Find each line containing the string "description" and return it.
>> BEGIN Entries shown
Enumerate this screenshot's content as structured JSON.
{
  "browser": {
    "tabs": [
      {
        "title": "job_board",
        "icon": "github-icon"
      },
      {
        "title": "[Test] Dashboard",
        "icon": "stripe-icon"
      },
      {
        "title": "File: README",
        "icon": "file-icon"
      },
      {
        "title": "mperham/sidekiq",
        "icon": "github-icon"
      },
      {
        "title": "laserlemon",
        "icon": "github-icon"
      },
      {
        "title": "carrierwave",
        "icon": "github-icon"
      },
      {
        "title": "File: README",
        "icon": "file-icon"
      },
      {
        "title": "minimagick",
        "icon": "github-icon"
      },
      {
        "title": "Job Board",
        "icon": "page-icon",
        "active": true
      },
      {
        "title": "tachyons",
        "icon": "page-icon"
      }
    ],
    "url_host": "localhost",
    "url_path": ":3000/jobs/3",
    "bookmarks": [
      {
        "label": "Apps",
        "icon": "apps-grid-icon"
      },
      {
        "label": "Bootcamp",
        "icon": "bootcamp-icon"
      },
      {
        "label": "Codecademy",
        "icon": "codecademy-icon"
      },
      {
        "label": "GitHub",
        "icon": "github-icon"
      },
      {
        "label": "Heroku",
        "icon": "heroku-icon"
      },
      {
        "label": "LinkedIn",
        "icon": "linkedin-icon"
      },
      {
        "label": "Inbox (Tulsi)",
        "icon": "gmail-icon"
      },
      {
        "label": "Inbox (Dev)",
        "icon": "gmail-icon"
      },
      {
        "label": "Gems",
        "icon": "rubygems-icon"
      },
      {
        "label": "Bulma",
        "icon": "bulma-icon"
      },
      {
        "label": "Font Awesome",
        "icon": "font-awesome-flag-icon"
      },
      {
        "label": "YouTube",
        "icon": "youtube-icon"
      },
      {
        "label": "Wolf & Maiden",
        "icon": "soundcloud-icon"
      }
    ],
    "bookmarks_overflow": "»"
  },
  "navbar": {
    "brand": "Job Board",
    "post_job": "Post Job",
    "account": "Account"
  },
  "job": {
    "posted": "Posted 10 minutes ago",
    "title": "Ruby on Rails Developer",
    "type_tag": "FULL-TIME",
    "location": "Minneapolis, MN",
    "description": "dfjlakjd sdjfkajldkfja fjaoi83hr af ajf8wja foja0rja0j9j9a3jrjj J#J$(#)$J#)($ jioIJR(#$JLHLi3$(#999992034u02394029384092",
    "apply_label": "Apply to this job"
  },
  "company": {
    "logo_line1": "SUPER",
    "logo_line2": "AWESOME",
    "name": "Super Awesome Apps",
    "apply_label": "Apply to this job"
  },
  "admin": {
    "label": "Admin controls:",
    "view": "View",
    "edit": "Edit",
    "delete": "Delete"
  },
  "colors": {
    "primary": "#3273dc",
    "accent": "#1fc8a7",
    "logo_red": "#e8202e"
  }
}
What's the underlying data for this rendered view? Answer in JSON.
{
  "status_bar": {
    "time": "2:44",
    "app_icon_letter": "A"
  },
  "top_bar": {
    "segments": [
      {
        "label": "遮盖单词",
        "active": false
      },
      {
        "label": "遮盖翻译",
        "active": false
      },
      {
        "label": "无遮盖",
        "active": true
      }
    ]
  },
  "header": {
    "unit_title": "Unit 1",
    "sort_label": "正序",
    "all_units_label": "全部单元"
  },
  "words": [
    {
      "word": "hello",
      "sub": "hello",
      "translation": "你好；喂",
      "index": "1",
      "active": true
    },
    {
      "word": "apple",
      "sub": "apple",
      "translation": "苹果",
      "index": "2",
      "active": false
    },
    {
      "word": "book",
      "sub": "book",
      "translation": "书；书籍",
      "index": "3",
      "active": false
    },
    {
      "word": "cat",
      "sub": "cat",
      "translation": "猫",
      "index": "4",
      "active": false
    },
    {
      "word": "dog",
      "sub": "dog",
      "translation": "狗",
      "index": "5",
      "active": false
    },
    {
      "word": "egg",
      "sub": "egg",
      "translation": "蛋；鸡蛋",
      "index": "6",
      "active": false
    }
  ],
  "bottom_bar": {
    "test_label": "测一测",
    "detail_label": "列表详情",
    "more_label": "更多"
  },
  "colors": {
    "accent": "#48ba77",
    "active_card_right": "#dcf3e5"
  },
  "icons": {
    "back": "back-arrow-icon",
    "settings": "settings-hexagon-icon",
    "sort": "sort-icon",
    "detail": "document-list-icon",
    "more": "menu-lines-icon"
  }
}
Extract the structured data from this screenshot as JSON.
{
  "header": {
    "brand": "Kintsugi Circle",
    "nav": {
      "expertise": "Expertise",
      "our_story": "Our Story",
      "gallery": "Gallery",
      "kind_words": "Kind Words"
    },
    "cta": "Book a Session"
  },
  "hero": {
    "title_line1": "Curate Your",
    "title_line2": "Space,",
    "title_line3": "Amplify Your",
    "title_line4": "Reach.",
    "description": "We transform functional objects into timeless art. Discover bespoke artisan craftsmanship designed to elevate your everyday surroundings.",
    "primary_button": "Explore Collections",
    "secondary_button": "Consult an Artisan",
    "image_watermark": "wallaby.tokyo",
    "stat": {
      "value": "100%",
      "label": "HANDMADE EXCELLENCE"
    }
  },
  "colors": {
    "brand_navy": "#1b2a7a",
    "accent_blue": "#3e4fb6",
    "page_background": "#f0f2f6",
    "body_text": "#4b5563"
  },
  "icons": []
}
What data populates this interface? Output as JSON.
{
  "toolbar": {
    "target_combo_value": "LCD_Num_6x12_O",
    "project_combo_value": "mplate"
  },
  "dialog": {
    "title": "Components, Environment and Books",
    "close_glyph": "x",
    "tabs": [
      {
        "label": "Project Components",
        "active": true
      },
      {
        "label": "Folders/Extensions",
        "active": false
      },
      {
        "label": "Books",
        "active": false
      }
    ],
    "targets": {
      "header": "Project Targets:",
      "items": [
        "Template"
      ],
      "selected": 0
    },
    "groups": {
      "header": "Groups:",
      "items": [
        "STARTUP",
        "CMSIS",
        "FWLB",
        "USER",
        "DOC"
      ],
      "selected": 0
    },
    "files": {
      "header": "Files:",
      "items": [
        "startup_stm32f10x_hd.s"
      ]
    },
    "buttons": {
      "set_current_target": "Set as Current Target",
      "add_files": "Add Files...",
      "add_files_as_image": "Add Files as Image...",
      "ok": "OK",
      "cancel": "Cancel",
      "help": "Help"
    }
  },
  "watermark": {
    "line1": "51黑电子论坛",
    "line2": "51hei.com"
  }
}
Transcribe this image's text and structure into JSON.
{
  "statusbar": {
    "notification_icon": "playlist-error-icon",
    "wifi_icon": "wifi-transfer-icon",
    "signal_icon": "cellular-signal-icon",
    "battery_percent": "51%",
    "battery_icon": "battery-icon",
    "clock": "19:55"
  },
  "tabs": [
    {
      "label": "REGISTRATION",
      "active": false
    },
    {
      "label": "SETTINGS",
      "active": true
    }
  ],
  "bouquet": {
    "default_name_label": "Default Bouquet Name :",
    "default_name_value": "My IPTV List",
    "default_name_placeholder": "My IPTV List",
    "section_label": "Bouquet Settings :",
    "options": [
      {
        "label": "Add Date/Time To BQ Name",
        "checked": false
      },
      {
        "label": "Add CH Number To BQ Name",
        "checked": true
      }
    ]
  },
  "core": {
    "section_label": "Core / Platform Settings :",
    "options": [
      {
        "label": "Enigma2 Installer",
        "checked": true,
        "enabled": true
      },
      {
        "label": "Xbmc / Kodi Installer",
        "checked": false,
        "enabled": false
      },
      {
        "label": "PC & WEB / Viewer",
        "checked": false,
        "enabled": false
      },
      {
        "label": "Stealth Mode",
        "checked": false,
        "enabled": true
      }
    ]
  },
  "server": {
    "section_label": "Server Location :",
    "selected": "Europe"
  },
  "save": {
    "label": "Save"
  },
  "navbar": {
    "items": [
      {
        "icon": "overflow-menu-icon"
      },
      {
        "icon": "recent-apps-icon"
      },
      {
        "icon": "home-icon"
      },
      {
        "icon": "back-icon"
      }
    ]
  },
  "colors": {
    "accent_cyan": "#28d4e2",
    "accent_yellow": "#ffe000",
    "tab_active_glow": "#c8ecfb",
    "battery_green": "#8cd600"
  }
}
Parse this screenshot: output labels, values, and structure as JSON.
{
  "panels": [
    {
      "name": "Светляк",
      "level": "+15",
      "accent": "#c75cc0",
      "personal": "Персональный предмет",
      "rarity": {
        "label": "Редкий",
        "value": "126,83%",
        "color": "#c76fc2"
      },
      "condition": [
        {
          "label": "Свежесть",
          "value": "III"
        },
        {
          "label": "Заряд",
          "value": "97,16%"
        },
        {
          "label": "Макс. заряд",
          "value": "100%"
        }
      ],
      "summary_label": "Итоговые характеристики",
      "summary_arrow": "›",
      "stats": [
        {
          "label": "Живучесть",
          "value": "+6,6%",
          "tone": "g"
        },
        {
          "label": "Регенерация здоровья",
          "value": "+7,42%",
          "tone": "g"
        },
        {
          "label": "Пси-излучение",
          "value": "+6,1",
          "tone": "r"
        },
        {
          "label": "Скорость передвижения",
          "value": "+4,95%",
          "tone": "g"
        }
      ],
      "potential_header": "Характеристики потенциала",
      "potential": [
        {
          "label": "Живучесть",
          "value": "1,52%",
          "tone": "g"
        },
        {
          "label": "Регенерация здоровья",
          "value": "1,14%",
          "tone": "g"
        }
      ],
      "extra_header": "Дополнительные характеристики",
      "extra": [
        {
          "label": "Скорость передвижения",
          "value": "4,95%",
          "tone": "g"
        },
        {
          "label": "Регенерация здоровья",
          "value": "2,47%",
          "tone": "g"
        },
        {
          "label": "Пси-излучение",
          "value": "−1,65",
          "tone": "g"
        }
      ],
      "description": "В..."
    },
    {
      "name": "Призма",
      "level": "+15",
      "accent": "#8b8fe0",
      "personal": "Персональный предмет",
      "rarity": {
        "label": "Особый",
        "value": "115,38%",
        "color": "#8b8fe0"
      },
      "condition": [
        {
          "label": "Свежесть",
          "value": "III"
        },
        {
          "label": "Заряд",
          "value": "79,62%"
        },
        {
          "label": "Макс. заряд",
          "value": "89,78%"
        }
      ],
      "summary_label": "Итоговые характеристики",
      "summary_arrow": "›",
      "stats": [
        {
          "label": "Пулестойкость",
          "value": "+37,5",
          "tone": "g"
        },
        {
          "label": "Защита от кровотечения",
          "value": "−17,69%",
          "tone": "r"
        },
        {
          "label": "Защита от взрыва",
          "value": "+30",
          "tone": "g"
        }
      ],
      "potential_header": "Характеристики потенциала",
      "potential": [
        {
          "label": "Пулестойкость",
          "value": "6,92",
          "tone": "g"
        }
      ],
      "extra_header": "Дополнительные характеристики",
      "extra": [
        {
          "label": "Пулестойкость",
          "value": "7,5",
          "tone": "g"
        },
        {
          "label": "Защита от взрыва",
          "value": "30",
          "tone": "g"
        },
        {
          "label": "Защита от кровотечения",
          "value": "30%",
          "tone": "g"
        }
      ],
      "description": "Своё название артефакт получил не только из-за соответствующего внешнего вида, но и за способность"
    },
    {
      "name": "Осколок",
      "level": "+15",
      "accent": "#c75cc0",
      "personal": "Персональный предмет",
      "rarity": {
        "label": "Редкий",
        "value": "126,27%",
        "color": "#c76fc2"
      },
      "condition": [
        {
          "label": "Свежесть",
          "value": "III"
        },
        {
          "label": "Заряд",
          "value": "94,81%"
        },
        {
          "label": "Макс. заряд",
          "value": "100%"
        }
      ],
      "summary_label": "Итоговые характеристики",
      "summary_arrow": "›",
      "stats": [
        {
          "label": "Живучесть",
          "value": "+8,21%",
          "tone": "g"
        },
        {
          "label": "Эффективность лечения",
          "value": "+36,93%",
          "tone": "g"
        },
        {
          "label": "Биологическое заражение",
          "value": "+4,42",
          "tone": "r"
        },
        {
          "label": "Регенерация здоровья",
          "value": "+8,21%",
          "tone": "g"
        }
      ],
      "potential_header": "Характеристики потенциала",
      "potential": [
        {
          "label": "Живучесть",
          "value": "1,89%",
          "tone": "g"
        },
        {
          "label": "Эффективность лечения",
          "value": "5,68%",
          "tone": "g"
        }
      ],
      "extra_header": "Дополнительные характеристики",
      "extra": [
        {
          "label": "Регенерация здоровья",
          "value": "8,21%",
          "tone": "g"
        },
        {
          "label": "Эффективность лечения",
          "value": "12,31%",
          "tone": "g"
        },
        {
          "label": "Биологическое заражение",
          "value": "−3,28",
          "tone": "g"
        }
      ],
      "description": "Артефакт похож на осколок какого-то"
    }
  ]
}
>> END Entries shown
- Completed exercise -
    "description": "dfjlakjd sdjfkajldkfja fjaoi83hr af ajf8wja foja0rja0j9j9a3jrjj J#J$(#)$J#)($ jioIJR(#$JLHLi3$(#999992034u02394029384092",
    "description": "We transform functional objects into timeless art. Discover bespoke artisan craftsmanship designed to elevate your everyday surroundings.",
      "description": "В..."
      "description": "Своё название артефакт получил не только из-за соответствующего внешнего вида, но и за способность"
      "description": "Артефакт похож на осколок какого-то"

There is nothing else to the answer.